• Work instructions
A: In the passage on Nazi doctors at Auschwitz, what were Jews more generally perceived as, making them "doubly dead"?
B: From the passage on Nazi doctors at Auschwitz, reproduce the part that opens with the words containing "Sonderbehandlung was part" and closes with "larger biomedical vision.".

START Extract to read

Sonderbehandlung was part of the mystical imperative to kill all Jews; and once Auschwitz took on that imperative, any Jewish arrival or prisoner could be experienced by the Nazi doctor’s Auschwitz self as designated for death, and, psychologically speaking, as already dead. Killing someone already dead need not be experienced as murder. And since Jews, long the Nazis’ designated victim, were more generally perceived as carriers of death, or bearers of the death taint, they became “doubly dead.” Just as one could not kill people already dead, one could do them no harm however one mutilated their bodies in medical experimentation. The human experiments performed by Nazi doctors (chapter 15), while tangential to questions of ecology, were fully consistent with the regime’s larger biomedical vision.

END Extract to read
START Extracted information

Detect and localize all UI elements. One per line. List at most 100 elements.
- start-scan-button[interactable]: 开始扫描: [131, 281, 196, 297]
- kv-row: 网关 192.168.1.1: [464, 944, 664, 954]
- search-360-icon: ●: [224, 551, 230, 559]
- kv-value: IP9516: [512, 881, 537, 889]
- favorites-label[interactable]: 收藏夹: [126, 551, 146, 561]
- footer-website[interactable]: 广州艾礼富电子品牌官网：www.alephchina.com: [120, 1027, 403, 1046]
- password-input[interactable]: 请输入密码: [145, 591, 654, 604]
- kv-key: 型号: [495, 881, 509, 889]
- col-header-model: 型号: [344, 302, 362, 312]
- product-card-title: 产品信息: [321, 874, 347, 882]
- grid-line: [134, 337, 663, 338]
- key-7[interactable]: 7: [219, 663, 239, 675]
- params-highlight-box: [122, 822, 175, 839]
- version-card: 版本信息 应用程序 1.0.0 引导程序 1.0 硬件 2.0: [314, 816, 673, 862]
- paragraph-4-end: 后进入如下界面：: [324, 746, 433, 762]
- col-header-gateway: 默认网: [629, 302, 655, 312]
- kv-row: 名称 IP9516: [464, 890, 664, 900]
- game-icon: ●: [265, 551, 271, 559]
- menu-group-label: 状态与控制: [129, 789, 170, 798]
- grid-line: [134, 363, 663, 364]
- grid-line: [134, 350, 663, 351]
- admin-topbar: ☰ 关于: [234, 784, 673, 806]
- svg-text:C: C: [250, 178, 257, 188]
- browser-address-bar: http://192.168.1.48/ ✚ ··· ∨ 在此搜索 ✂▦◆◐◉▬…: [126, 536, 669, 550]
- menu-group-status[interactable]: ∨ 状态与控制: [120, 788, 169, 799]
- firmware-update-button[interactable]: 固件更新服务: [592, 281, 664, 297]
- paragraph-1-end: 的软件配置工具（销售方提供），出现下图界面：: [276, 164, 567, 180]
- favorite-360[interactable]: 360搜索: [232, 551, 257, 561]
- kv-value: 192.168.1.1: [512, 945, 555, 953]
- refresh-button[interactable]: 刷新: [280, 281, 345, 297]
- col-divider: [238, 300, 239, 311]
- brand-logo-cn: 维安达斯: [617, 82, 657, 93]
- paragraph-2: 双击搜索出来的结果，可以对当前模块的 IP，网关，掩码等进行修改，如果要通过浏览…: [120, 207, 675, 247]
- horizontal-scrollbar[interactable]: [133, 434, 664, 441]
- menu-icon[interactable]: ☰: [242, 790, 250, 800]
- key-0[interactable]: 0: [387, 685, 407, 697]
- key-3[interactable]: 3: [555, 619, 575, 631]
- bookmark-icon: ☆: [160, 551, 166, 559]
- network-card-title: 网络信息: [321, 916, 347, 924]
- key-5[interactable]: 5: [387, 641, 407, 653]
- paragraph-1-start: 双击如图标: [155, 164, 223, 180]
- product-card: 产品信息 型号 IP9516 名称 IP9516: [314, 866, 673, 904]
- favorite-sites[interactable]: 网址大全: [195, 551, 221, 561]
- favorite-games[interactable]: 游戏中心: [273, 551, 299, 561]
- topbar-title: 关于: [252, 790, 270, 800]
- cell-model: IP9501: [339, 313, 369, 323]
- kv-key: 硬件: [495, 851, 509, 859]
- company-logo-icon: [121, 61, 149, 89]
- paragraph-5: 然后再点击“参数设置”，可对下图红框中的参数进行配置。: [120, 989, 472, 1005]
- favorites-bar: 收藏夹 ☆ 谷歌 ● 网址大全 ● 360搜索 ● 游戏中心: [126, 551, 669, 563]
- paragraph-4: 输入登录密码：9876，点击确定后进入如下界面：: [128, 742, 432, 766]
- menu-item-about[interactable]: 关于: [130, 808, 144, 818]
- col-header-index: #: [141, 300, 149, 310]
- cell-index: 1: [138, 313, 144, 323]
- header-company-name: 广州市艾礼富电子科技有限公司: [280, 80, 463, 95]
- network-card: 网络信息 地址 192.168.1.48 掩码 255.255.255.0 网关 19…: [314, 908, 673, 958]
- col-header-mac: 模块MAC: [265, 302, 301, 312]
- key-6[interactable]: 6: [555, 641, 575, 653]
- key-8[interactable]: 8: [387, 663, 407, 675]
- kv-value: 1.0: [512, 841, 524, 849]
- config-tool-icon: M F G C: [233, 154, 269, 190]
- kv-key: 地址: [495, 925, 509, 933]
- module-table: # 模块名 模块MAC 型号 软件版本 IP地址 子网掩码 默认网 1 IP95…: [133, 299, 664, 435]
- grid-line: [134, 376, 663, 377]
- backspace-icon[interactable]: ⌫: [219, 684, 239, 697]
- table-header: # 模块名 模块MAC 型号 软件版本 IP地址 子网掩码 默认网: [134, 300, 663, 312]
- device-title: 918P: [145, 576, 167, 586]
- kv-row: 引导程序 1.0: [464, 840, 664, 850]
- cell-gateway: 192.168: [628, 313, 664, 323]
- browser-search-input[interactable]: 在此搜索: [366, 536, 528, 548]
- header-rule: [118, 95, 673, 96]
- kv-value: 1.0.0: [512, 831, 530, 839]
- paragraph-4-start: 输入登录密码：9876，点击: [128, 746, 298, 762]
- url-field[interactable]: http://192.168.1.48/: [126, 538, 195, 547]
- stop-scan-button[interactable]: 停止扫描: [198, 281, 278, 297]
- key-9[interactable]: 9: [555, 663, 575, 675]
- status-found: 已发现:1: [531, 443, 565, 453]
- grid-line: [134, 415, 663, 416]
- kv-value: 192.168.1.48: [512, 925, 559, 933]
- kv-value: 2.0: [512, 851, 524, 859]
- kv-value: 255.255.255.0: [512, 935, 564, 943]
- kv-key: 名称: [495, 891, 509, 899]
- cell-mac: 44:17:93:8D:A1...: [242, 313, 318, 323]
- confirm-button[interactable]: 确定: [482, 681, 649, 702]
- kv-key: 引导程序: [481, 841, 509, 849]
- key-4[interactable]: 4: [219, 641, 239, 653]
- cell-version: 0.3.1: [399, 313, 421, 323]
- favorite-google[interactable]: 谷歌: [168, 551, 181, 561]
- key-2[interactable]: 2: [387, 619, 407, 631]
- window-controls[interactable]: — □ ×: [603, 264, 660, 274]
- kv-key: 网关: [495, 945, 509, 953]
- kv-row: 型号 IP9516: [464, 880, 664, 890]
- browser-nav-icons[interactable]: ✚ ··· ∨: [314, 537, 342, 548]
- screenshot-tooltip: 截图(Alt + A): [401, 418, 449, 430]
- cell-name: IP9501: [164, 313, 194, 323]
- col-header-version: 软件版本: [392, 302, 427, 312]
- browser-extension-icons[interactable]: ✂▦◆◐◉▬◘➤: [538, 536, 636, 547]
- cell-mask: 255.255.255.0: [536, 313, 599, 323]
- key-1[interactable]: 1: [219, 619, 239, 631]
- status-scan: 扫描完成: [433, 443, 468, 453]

END Extracted information

• Task-by-task results
A: They were perceived as carriers of death, or bearers of the death taint.

B:
Sonderbehandlung was part of the mystical imperative to kill all Jews; and once Auschwitz took on that imperative, any Jewish arrival or prisoner could be experienced by the Nazi doctor’s Auschwitz self as designated for death, and, psychologically speaking, as already dead. Killing someone already dead need not be experienced as murder. And since Jews, long the Nazis’ designated victim, were more generally perceived as carriers of death, or bearers of the death taint, they became “doubly dead.” Just as one could not kill people already dead, one could do them no harm however one mutilated their bodies in medical experimentation. The human experiments performed by Nazi doctors (chapter 15), while tangential to questions of ecology, were fully consistent with the regime’s larger biomedical vision.